* [Given instruction]
Write every line out verbatim and omit the pictures.

* [Provided records]

# # # #

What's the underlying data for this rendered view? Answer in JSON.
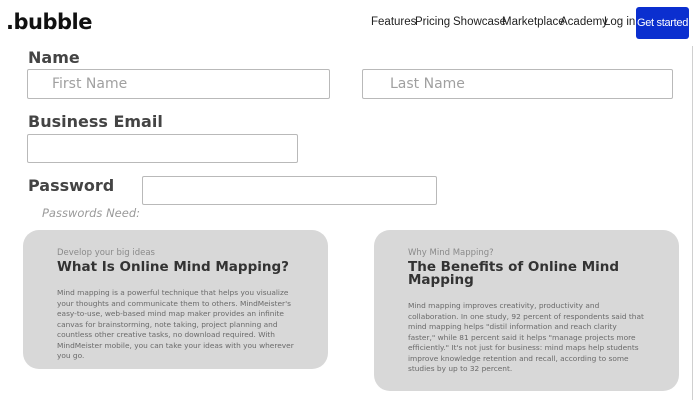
{
  "nav": {
    "logo": ".bubble",
    "links": [
      {
        "label": "Features"
      },
      {
        "label": "Pricing"
      },
      {
        "label": "Showcase"
      },
      {
        "label": "Marketplace"
      },
      {
        "label": "Academy"
      },
      {
        "label": "Log in"
      }
    ],
    "cta_label": "Get started",
    "cta_color": "#0b2fcf"
  },
  "form": {
    "name_label": "Name",
    "first_name_placeholder": "First Name",
    "last_name_placeholder": "Last Name",
    "email_label": "Business Email",
    "password_label": "Password",
    "password_hint": "Passwords Need:"
  },
  "cards": [
    {
      "eyebrow": "Develop your big ideas",
      "title": "What Is Online Mind Mapping?",
      "body": "Mind mapping is a powerful technique that helps you visualize your thoughts and communicate them to others. MindMeister's easy-to-use, web-based mind map maker provides an infinite canvas for brainstorming, note taking, project planning and countless other creative tasks, no download required. With MindMeister mobile, you can take your ideas with you wherever you go."
    },
    {
      "eyebrow": "Why Mind Mapping?",
      "title": "The Benefits of Online Mind Mapping",
      "body": "Mind mapping improves creativity, productivity and collaboration. In one study, 92 percent of respondents said that mind mapping helps \"distil information and reach clarity faster,\" while 81 percent said it helps \"manage projects more efficiently.\" It's not just for business: mind maps help students improve knowledge retention and recall, according to some studies by up to 32 percent."
    }
  ],
  "colors": {
    "card_background": "#d8d8d8"
  }
}
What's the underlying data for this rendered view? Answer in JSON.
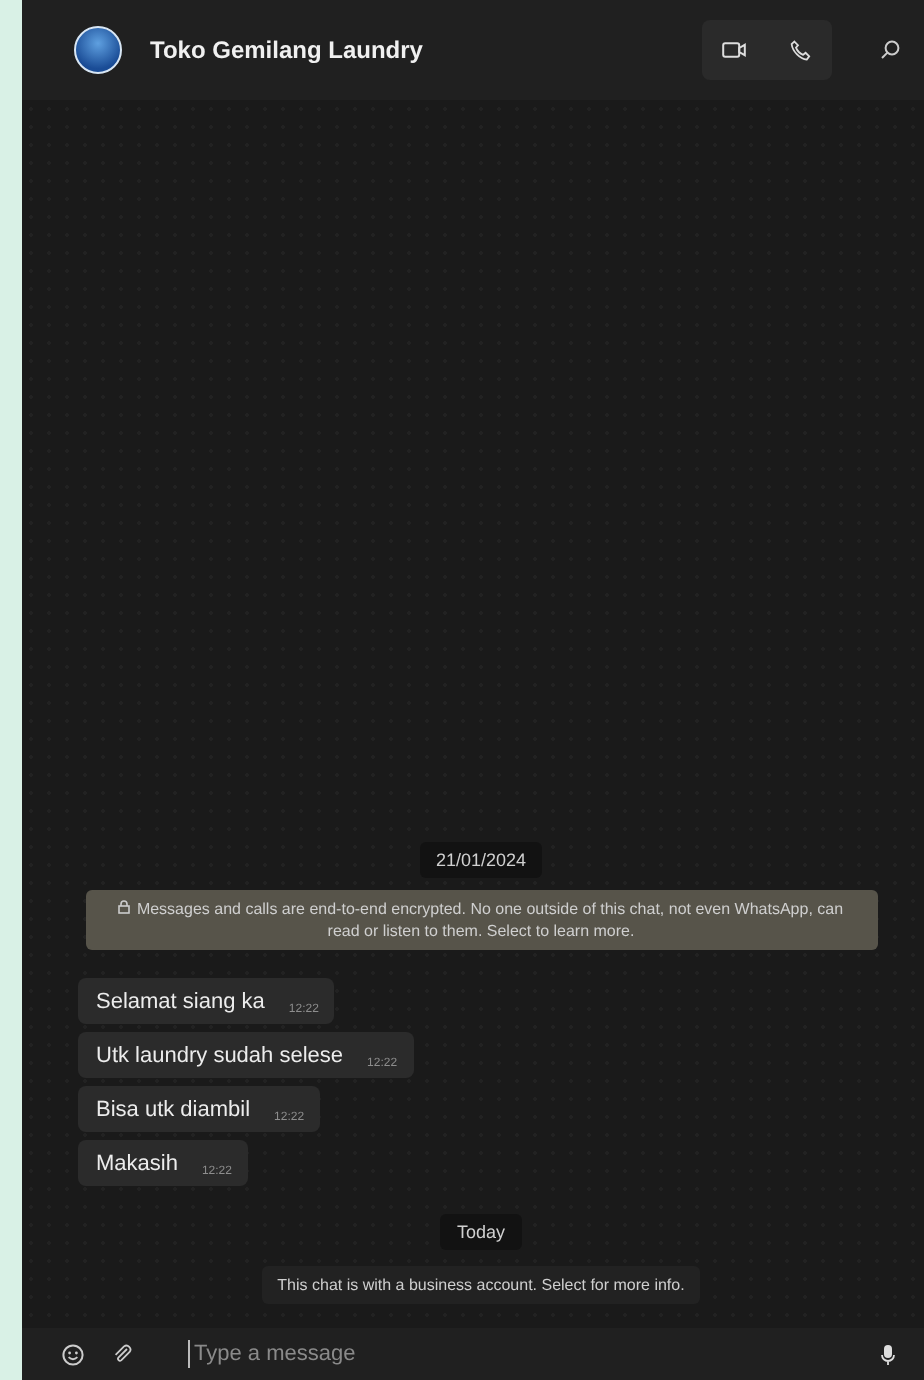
{
  "header": {
    "title": "Toko Gemilang Laundry"
  },
  "chat": {
    "date_divider": "21/01/2024",
    "encryption_notice": "Messages and calls are end-to-end encrypted. No one outside of this chat, not even WhatsApp, can read or listen to them. Select to learn more.",
    "messages": [
      {
        "text": "Selamat siang ka",
        "time": "12:22"
      },
      {
        "text": "Utk laundry sudah selese",
        "time": "12:22"
      },
      {
        "text": "Bisa utk diambil",
        "time": "12:22"
      },
      {
        "text": "Makasih",
        "time": "12:22"
      }
    ],
    "today_divider": "Today",
    "business_notice": "This chat is with a business account. Select for more info."
  },
  "composer": {
    "placeholder": "Type a message"
  }
}
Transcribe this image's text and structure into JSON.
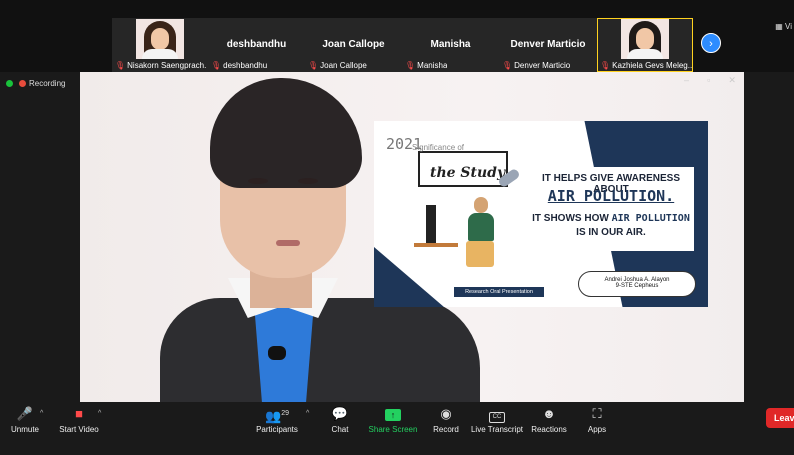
{
  "participants": [
    {
      "name": "Nisakorn Saengprach...",
      "has_video": true,
      "active": false
    },
    {
      "name": "deshbandhu",
      "has_video": false,
      "active": false
    },
    {
      "name": "Joan Callope",
      "has_video": false,
      "active": false
    },
    {
      "name": "Manisha",
      "has_video": false,
      "active": false
    },
    {
      "name": "Denver Marticio",
      "has_video": false,
      "active": false
    },
    {
      "name": "Kazhiela Gevs Meleg...",
      "has_video": true,
      "active": true
    }
  ],
  "status": {
    "recording_label": "Recording"
  },
  "view_label": "Vi",
  "slide": {
    "year": "2021",
    "title_small": "Significance of",
    "title_main": "the Study",
    "line1": "IT HELPS GIVE AWARENESS ABOUT",
    "line2": "AIR POLLUTION.",
    "line3a": "IT SHOWS HOW ",
    "line3b": "AIR POLLUTION",
    "line4": "IS IN OUR AIR.",
    "ribbon": "Research Oral Presentation",
    "author": "Andrei Joshua A. Alayon",
    "section": "9-STE Cepheus"
  },
  "toolbar": {
    "unmute": "Unmute",
    "start_video": "Start Video",
    "participants": "Participants",
    "participant_count": "29",
    "chat": "Chat",
    "share_screen": "Share Screen",
    "record": "Record",
    "live_transcript": "Live Transcript",
    "reactions": "Reactions",
    "apps": "Apps",
    "leave": "Leave",
    "cc": "CC"
  },
  "window_controls": {
    "minimize": "–",
    "restore": "▫",
    "close": "✕"
  },
  "colors": {
    "accent": "#2d8cff",
    "share": "#23d160",
    "leave": "#e02828",
    "muted": "#ff4a4a",
    "active_border": "#ffd21f"
  }
}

# # # #

* [Reply]
What's the underlying data for this rendered view? Answer in JSON.
{
  "nav": {
    "logo": ".bubble",
    "links": [
      {
        "label": "Features"
      },
      {
        "label": "Pricing"
      },
      {
        "label": "Showcase"
      },
      {
        "label": "Marketplace"
      },
      {
        "label": "Academy"
      },
      {
        "label": "Log in"
      }
    ],
    "cta_label": "Get started",
    "cta_color": "#0b2fcf"
  },
  "form": {
    "name_label": "Name",
    "first_name_placeholder": "First Name",
    "last_name_placeholder": "Last Name",
    "email_label": "Business Email",
    "password_label": "Password",
    "password_hint": "Passwords Need:"
  },
  "cards": [
    {
      "eyebrow": "Develop your big ideas",
      "title": "What Is Online Mind Mapping?",
      "body": "Mind mapping is a powerful technique that helps you visualize your thoughts and communicate them to others. MindMeister's easy-to-use, web-based mind map maker provides an infinite canvas for brainstorming, note taking, project planning and countless other creative tasks, no download required. With MindMeister mobile, you can take your ideas with you wherever you go."
    },
    {
      "eyebrow": "Why Mind Mapping?",
      "title": "The Benefits of Online Mind Mapping",
      "body": "Mind mapping improves creativity, productivity and collaboration. In one study, 92 percent of respondents said that mind mapping helps \"distil information and reach clarity faster,\" while 81 percent said it helps \"manage projects more efficiently.\" It's not just for business: mind maps help students improve knowledge retention and recall, according to some studies by up to 32 percent."
    }
  ],
  "colors": {
    "card_background": "#d8d8d8"
  }
}
What's the underlying data for this rendered view? Answer in JSON.
{
  "header": {
    "title": "Toko Gemilang Laundry"
  },
  "chat": {
    "date_divider": "21/01/2024",
    "encryption_notice": "Messages and calls are end-to-end encrypted. No one outside of this chat, not even WhatsApp, can read or listen to them. Select to learn more.",
    "messages": [
      {
        "text": "Selamat siang ka",
        "time": "12:22"
      },
      {
        "text": "Utk laundry sudah selese",
        "time": "12:22"
      },
      {
        "text": "Bisa utk diambil",
        "time": "12:22"
      },
      {
        "text": "Makasih",
        "time": "12:22"
      }
    ],
    "today_divider": "Today",
    "business_notice": "This chat is with a business account. Select for more info."
  },
  "composer": {
    "placeholder": "Type a message"
  }
}
Transcribe this image's text and structure into JSON.
{
  "participants": [
    {
      "name": "Nisakorn Saengprach...",
      "has_video": true,
      "active": false
    },
    {
      "name": "deshbandhu",
      "has_video": false,
      "active": false
    },
    {
      "name": "Joan Callope",
      "has_video": false,
      "active": false
    },
    {
      "name": "Manisha",
      "has_video": false,
      "active": false
    },
    {
      "name": "Denver Marticio",
      "has_video": false,
      "active": false
    },
    {
      "name": "Kazhiela Gevs Meleg...",
      "has_video": true,
      "active": true
    }
  ],
  "status": {
    "recording_label": "Recording"
  },
  "view_label": "Vi",
  "slide": {
    "year": "2021",
    "title_small": "Significance of",
    "title_main": "the Study",
    "line1": "IT HELPS GIVE AWARENESS ABOUT",
    "line2": "AIR POLLUTION.",
    "line3a": "IT SHOWS HOW ",
    "line3b": "AIR POLLUTION",
    "line4": "IS IN OUR AIR.",
    "ribbon": "Research Oral Presentation",
    "author": "Andrei Joshua A. Alayon",
    "section": "9-STE Cepheus"
  },
  "toolbar": {
    "unmute": "Unmute",
    "start_video": "Start Video",
    "participants": "Participants",
    "participant_count": "29",
    "chat": "Chat",
    "share_screen": "Share Screen",
    "record": "Record",
    "live_transcript": "Live Transcript",
    "reactions": "Reactions",
    "apps": "Apps",
    "leave": "Leave",
    "cc": "CC"
  },
  "window_controls": {
    "minimize": "–",
    "restore": "▫",
    "close": "✕"
  },
  "colors": {
    "accent": "#2d8cff",
    "share": "#23d160",
    "leave": "#e02828",
    "muted": "#ff4a4a",
    "active_border": "#ffd21f"
  }
}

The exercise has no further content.